Task details ▸
Return the records that follow, matching each one exactly.

Material shown ▸

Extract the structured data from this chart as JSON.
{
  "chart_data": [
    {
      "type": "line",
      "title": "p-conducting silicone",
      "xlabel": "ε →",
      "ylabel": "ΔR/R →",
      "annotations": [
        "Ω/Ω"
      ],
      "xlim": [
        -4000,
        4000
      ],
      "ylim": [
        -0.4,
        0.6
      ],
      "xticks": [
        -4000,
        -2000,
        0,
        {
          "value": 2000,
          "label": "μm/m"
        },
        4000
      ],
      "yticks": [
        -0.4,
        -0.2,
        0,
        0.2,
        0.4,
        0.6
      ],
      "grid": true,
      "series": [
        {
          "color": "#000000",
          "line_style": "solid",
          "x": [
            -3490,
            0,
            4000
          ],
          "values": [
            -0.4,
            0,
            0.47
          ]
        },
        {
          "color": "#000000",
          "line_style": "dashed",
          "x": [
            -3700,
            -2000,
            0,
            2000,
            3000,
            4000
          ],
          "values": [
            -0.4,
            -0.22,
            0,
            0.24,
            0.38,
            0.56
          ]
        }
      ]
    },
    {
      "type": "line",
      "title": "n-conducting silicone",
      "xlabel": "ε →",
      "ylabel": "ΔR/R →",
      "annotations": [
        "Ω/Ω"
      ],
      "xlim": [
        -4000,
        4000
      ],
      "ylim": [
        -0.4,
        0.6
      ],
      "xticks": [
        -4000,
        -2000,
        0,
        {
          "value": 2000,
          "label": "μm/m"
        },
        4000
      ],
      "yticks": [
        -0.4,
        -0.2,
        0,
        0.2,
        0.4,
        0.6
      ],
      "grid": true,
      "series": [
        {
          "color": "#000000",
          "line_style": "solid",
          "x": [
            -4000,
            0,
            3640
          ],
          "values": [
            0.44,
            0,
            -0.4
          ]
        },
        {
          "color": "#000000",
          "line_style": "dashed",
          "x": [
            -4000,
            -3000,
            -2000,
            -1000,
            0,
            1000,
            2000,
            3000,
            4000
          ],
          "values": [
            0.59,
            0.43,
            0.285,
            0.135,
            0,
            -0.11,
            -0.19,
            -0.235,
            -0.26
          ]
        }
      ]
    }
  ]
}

Answer to the task ▸
Extract the structured data from this chart as JSON.
{
  "chart_data": [
    {
      "type": "line",
      "title": "p-conducting silicone",
      "xlabel": "ε →",
      "ylabel": "ΔR/R →",
      "annotations": [
        "Ω/Ω"
      ],
      "xlim": [
        -4000,
        4000
      ],
      "ylim": [
        -0.4,
        0.6
      ],
      "xticks": [
        -4000,
        -2000,
        0,
        {
          "value": 2000,
          "label": "μm/m"
        },
        4000
      ],
      "yticks": [
        -0.4,
        -0.2,
        0,
        0.2,
        0.4,
        0.6
      ],
      "grid": true,
      "series": [
        {
          "color": "#000000",
          "line_style": "solid",
          "x": [
            -3490,
            0,
            4000
          ],
          "values": [
            -0.4,
            0,
            0.47
          ]
        },
        {
          "color": "#000000",
          "line_style": "dashed",
          "x": [
            -3700,
            -2000,
            0,
            2000,
            3000,
            4000
          ],
          "values": [
            -0.4,
            -0.22,
            0,
            0.24,
            0.38,
            0.56
          ]
        }
      ]
    },
    {
      "type": "line",
      "title": "n-conducting silicone",
      "xlabel": "ε →",
      "ylabel": "ΔR/R →",
      "annotations": [
        "Ω/Ω"
      ],
      "xlim": [
        -4000,
        4000
      ],
      "ylim": [
        -0.4,
        0.6
      ],
      "xticks": [
        -4000,
        -2000,
        0,
        {
          "value": 2000,
          "label": "μm/m"
        },
        4000
      ],
      "yticks": [
        -0.4,
        -0.2,
        0,
        0.2,
        0.4,
        0.6
      ],
      "grid": true,
      "series": [
        {
          "color": "#000000",
          "line_style": "solid",
          "x": [
            -4000,
            0,
            3640
          ],
          "values": [
            0.44,
            0,
            -0.4
          ]
        },
        {
          "color": "#000000",
          "line_style": "dashed",
          "x": [
            -4000,
            -3000,
            -2000,
            -1000,
            0,
            1000,
            2000,
            3000,
            4000
          ],
          "values": [
            0.59,
            0.43,
            0.285,
            0.135,
            0,
            -0.11,
            -0.19,
            -0.235,
            -0.26
          ]
        }
      ]
    }
  ]
}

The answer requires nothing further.